* TASK REQUIREMENTS
Each entry needs to be restated exactly as written.

* ENTRIES
-.-.-

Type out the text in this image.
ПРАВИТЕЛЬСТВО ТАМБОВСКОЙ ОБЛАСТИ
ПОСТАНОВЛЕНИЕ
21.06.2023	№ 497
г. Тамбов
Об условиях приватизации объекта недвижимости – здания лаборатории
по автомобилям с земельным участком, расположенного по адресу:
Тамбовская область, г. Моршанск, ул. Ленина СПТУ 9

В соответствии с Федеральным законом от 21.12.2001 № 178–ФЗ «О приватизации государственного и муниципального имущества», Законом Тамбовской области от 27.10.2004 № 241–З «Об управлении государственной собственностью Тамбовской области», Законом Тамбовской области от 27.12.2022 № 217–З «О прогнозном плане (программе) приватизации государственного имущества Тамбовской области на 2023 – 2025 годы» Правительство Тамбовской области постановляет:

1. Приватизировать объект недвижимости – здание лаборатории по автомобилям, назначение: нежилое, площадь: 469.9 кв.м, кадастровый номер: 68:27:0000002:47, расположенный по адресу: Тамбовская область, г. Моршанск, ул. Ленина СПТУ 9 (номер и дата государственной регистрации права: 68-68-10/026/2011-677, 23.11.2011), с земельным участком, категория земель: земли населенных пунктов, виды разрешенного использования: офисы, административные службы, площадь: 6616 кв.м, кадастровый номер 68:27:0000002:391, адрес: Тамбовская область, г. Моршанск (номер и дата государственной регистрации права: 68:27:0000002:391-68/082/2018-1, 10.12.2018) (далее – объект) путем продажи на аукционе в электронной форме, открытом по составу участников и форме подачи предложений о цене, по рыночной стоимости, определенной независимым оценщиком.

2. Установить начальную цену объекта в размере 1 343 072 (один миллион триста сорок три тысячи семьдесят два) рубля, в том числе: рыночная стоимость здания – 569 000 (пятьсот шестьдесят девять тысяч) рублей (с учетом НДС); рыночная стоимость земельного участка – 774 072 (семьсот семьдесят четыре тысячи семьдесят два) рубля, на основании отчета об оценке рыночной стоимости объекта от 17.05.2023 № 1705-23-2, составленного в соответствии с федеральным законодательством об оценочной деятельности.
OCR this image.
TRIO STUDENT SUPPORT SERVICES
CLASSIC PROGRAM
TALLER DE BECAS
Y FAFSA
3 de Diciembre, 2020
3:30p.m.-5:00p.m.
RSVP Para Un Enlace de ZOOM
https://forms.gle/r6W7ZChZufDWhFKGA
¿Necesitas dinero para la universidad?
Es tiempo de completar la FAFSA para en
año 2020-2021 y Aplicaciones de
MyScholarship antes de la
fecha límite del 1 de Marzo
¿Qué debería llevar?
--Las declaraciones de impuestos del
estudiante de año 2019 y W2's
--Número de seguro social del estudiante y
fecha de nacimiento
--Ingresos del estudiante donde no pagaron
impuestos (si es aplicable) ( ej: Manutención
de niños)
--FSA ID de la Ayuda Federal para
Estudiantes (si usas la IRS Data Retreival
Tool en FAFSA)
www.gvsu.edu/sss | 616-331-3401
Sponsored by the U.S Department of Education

-.-.-

* TASK ANSWER
Type out the text in this image.
ПРАВИТЕЛЬСТВО ТАМБОВСКОЙ ОБЛАСТИ
ПОСТАНОВЛЕНИЕ
21.06.2023	№ 497
г. Тамбов
Об условиях приватизации объекта недвижимости – здания лаборатории
по автомобилям с земельным участком, расположенного по адресу:
Тамбовская область, г. Моршанск, ул. Ленина СПТУ 9

В соответствии с Федеральным законом от 21.12.2001 № 178–ФЗ «О приватизации государственного и муниципального имущества», Законом Тамбовской области от 27.10.2004 № 241–З «Об управлении государственной собственностью Тамбовской области», Законом Тамбовской области от 27.12.2022 № 217–З «О прогнозном плане (программе) приватизации государственного имущества Тамбовской области на 2023 – 2025 годы» Правительство Тамбовской области постановляет:

1. Приватизировать объект недвижимости – здание лаборатории по автомобилям, назначение: нежилое, площадь: 469.9 кв.м, кадастровый номер: 68:27:0000002:47, расположенный по адресу: Тамбовская область, г. Моршанск, ул. Ленина СПТУ 9 (номер и дата государственной регистрации права: 68-68-10/026/2011-677, 23.11.2011), с земельным участком, категория земель: земли населенных пунктов, виды разрешенного использования: офисы, административные службы, площадь: 6616 кв.м, кадастровый номер 68:27:0000002:391, адрес: Тамбовская область, г. Моршанск (номер и дата государственной регистрации права: 68:27:0000002:391-68/082/2018-1, 10.12.2018) (далее – объект) путем продажи на аукционе в электронной форме, открытом по составу участников и форме подачи предложений о цене, по рыночной стоимости, определенной независимым оценщиком.

2. Установить начальную цену объекта в размере 1 343 072 (один миллион триста сорок три тысячи семьдесят два) рубля, в том числе: рыночная стоимость здания – 569 000 (пятьсот шестьдесят девять тысяч) рублей (с учетом НДС); рыночная стоимость земельного участка – 774 072 (семьсот семьдесят четыре тысячи семьдесят два) рубля, на основании отчета об оценке рыночной стоимости объекта от 17.05.2023 № 1705-23-2, составленного в соответствии с федеральным законодательством об оценочной деятельности.
OCR this image.
TRIO STUDENT SUPPORT SERVICES
CLASSIC PROGRAM
TALLER DE BECAS
Y FAFSA
3 de Diciembre, 2020
3:30p.m.-5:00p.m.
RSVP Para Un Enlace de ZOOM
https://forms.gle/r6W7ZChZufDWhFKGA
¿Necesitas dinero para la universidad?
Es tiempo de completar la FAFSA para en
año 2020-2021 y Aplicaciones de
MyScholarship antes de la
fecha límite del 1 de Marzo
¿Qué debería llevar?
--Las declaraciones de impuestos del
estudiante de año 2019 y W2's
--Número de seguro social del estudiante y
fecha de nacimiento
--Ingresos del estudiante donde no pagaron
impuestos (si es aplicable) ( ej: Manutención
de niños)
--FSA ID de la Ayuda Federal para
Estudiantes (si usas la IRS Data Retreival
Tool en FAFSA)
www.gvsu.edu/sss | 616-331-3401
Sponsored by the U.S Department of Education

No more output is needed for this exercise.